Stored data
** START **
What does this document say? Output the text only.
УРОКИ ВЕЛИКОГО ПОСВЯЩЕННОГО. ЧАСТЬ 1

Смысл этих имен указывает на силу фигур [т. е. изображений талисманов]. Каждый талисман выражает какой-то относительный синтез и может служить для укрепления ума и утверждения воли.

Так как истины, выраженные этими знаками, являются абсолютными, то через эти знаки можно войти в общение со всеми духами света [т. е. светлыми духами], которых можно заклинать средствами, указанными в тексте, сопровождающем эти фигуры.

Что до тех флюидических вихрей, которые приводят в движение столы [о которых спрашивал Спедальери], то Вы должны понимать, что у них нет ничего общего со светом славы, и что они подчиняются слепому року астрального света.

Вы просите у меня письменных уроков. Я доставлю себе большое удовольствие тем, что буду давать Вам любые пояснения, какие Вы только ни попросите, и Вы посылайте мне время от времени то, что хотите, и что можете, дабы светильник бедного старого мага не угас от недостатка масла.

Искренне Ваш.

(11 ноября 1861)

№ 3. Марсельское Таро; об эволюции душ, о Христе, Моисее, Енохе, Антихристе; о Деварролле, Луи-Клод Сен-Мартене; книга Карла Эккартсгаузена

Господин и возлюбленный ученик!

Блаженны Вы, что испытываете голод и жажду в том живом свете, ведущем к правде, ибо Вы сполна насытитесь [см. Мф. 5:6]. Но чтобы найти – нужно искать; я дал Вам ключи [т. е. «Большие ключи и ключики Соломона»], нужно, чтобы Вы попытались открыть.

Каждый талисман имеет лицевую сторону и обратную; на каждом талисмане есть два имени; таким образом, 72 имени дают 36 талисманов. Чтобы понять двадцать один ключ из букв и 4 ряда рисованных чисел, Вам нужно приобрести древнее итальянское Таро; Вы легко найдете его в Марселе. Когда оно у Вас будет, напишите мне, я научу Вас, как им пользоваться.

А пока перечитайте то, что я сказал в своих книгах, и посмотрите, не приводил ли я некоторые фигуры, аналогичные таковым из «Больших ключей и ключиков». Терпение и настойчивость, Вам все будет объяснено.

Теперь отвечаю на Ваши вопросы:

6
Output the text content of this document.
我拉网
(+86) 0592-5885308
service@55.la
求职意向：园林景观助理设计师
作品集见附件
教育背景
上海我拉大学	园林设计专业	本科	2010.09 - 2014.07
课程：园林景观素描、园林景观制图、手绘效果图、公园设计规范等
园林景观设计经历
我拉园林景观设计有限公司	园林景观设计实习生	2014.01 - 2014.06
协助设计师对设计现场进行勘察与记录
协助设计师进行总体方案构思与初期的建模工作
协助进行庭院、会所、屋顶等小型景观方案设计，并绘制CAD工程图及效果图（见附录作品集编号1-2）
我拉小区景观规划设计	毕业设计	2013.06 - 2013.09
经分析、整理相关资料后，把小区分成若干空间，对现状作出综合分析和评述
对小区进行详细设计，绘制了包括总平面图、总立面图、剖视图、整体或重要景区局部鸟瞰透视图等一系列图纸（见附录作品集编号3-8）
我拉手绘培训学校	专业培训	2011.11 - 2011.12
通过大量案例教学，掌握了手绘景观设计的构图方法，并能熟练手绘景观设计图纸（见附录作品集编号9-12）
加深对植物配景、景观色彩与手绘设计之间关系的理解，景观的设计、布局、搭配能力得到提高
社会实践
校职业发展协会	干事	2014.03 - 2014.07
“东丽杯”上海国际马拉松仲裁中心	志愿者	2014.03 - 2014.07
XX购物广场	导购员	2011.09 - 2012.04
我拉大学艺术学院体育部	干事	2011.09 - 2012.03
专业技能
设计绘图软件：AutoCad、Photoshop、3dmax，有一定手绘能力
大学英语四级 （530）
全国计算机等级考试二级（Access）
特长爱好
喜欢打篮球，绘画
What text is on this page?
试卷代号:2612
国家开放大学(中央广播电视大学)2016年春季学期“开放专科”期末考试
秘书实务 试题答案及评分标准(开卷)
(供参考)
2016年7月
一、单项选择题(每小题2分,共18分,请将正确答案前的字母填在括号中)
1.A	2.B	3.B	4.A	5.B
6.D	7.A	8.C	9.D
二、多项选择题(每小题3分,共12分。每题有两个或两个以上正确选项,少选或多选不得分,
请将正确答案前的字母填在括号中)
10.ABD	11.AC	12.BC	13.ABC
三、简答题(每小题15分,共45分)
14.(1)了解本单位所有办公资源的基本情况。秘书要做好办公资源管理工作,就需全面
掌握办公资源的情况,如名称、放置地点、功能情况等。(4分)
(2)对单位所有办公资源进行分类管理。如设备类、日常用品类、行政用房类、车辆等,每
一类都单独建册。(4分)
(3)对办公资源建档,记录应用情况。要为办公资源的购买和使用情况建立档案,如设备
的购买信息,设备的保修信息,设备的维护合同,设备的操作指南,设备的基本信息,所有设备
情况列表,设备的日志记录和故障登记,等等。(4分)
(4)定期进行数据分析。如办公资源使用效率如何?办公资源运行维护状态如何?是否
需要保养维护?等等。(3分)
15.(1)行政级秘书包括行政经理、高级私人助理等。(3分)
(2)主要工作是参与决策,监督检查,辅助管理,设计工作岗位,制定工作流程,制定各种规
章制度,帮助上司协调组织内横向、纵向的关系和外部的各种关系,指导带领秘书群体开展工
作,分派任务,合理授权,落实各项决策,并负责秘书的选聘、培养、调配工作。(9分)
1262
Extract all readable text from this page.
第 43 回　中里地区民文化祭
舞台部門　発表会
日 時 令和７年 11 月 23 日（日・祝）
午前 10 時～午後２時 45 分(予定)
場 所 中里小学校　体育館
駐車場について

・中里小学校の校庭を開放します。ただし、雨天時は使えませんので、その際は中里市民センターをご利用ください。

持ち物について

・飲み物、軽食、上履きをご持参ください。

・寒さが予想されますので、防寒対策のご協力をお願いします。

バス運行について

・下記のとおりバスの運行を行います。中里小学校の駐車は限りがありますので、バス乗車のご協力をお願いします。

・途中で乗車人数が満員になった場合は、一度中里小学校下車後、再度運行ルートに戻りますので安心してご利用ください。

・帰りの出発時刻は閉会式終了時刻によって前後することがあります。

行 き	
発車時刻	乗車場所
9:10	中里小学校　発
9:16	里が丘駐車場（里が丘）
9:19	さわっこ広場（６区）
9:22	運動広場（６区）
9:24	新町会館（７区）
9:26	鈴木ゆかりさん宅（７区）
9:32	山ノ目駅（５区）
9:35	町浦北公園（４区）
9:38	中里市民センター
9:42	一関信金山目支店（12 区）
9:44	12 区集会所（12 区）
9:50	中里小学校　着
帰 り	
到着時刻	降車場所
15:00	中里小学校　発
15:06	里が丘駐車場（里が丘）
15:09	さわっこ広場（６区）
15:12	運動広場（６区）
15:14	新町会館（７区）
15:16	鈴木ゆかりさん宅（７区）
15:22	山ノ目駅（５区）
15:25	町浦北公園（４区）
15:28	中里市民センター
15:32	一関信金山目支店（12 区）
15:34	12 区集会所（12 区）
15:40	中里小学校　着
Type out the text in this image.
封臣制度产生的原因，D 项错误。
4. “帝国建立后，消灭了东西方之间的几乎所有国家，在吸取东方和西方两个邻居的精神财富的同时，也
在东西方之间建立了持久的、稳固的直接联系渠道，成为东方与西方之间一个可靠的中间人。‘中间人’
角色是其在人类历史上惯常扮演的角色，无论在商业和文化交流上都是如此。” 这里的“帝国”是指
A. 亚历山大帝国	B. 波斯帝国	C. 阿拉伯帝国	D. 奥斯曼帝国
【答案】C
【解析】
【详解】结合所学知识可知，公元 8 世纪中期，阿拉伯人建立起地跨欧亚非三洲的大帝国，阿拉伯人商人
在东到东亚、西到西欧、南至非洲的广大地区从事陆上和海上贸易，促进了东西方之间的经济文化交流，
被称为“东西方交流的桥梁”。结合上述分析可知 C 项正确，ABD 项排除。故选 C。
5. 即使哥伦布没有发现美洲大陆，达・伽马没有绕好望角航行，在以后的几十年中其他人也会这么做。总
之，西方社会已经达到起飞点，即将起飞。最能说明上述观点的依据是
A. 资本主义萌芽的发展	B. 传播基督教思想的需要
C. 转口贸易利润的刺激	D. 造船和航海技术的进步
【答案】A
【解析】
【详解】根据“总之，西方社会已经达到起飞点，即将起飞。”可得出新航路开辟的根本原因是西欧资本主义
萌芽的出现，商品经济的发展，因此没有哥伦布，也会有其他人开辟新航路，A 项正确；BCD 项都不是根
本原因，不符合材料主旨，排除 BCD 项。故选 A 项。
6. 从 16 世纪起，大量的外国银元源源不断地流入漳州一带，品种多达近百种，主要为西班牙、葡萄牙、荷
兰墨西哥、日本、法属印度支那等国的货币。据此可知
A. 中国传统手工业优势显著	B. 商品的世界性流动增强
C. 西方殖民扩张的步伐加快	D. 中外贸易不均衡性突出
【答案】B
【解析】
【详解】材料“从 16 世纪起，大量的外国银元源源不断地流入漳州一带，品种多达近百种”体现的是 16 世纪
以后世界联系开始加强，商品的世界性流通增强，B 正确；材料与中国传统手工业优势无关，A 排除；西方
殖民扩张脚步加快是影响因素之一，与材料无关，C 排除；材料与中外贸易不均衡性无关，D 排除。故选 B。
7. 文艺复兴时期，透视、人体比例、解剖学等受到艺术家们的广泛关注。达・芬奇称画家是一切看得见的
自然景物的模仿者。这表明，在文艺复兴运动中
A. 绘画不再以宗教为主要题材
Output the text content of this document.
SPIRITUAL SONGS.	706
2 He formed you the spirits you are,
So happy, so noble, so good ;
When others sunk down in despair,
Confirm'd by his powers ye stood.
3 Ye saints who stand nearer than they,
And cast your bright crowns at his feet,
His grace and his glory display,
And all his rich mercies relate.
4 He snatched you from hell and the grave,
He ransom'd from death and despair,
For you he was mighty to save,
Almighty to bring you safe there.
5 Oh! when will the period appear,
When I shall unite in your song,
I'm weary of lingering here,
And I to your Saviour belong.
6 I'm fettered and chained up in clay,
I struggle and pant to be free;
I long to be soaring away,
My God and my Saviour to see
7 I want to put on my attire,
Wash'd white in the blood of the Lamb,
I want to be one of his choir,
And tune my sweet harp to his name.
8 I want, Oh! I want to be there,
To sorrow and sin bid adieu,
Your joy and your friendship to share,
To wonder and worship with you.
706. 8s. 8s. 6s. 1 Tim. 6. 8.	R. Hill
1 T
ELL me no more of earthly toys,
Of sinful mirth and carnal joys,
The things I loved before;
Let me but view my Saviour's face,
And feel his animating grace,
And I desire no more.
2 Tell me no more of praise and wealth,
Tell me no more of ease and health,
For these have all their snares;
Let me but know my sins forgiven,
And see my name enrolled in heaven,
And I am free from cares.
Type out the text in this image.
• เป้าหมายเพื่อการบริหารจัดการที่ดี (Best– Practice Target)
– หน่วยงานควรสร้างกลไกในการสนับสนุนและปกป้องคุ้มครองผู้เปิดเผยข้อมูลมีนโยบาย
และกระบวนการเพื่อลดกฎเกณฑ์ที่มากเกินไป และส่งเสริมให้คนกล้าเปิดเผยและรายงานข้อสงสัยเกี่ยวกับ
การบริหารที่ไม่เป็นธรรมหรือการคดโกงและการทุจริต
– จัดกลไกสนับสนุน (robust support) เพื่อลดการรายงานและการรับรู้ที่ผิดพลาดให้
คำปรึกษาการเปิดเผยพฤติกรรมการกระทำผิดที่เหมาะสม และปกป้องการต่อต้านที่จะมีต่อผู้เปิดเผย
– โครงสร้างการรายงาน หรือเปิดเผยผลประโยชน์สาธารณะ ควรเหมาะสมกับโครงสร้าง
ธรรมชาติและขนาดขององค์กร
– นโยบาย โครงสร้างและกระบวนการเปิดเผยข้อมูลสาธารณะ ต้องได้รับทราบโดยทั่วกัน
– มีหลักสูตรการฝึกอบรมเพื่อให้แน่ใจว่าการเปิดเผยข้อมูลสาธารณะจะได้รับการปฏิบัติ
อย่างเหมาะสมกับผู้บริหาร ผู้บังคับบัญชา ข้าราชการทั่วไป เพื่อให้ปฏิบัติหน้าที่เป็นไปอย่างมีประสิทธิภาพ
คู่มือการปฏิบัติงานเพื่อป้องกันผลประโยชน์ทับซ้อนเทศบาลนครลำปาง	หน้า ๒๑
** END **
- [Required work]:
Select and copy each line from the data that includes the word "которых".

- [Solved problem]:
Так как истины, выраженные этими знаками, являются абсолютными, то через эти знаки можно войти в общение со всеми духами света [т. е. светлыми духами], которых можно заклинать средствами, указанными в тексте, сопровождающем эти фигуры.
Что до тех флюидических вихрей, которые приводят в движение столы [о которых спрашивал Спедальери], то Вы должны понимать, что у них нет ничего общего со светом славы, и что они подчиняются слепому року астрального света.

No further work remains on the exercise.